* PROMPT *
Where does the word "from" appear in the data? Copy every line that holds it.

* SOURCE RECORDS *
════════════════
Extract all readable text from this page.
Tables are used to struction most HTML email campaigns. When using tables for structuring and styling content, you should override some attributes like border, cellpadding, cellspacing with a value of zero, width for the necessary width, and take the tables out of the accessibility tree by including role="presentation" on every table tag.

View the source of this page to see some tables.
════════════════
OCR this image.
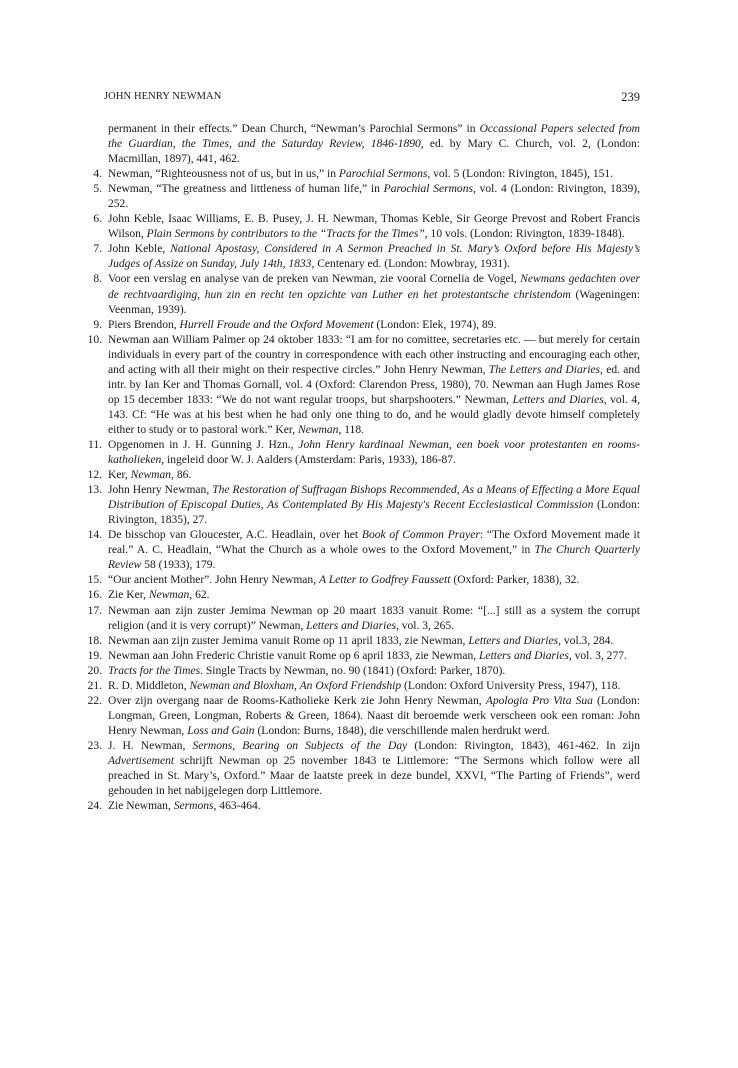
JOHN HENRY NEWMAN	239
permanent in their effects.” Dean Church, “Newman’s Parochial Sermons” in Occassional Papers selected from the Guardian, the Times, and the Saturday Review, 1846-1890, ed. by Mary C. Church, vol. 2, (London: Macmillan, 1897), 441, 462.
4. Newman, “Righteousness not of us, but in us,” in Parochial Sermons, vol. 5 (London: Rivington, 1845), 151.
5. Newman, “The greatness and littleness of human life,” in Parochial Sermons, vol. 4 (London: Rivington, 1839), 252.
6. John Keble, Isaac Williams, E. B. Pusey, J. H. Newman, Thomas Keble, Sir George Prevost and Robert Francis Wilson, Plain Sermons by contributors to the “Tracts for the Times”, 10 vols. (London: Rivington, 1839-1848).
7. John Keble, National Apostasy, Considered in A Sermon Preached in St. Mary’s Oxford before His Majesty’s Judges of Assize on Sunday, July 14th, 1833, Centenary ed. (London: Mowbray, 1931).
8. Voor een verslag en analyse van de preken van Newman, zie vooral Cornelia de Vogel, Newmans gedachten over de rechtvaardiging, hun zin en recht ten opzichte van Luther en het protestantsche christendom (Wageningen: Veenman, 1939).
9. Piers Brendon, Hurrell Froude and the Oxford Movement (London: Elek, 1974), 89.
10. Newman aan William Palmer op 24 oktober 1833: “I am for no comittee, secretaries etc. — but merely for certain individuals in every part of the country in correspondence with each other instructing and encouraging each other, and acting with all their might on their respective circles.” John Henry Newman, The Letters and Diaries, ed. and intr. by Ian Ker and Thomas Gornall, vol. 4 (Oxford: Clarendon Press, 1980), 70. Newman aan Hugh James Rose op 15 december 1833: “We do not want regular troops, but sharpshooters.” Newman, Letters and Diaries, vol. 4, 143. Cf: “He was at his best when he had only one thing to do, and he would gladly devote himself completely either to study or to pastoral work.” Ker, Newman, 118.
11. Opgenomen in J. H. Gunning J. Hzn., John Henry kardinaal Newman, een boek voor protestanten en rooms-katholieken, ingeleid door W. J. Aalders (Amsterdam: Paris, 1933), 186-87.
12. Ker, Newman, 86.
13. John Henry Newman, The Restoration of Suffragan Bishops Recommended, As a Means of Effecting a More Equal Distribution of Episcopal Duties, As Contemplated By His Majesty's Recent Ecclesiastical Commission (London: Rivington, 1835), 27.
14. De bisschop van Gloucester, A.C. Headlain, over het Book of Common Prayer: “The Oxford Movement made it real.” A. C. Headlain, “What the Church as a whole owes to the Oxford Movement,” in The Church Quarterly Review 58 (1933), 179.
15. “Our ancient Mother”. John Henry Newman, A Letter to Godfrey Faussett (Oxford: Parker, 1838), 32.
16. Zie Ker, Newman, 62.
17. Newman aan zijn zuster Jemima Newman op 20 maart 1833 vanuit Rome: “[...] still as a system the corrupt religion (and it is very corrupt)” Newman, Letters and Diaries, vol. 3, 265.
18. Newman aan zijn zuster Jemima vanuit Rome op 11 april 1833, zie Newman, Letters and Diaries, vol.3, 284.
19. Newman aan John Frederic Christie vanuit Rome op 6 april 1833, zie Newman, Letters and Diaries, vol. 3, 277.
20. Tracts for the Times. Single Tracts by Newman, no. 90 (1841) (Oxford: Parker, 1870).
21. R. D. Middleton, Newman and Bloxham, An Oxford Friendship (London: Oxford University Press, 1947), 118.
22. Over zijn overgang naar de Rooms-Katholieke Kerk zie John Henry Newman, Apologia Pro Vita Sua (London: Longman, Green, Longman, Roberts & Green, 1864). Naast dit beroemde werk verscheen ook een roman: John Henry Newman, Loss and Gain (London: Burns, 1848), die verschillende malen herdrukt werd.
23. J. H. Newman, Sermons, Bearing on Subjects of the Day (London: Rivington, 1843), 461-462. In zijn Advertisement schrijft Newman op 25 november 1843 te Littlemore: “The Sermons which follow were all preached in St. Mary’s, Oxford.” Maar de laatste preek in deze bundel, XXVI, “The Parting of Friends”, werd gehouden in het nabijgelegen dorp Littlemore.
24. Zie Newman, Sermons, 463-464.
════════════════
* ANSWER TO THIS TASK *
Extract all readable text from this page.
permanent in their effects.” Dean Church, “Newman’s Parochial Sermons” in Occassional Papers selected from the Guardian, the Times, and the Saturday Review, 1846-1890, ed. by Mary C. Church, vol. 2, (London: Macmillan, 1897), 441, 462.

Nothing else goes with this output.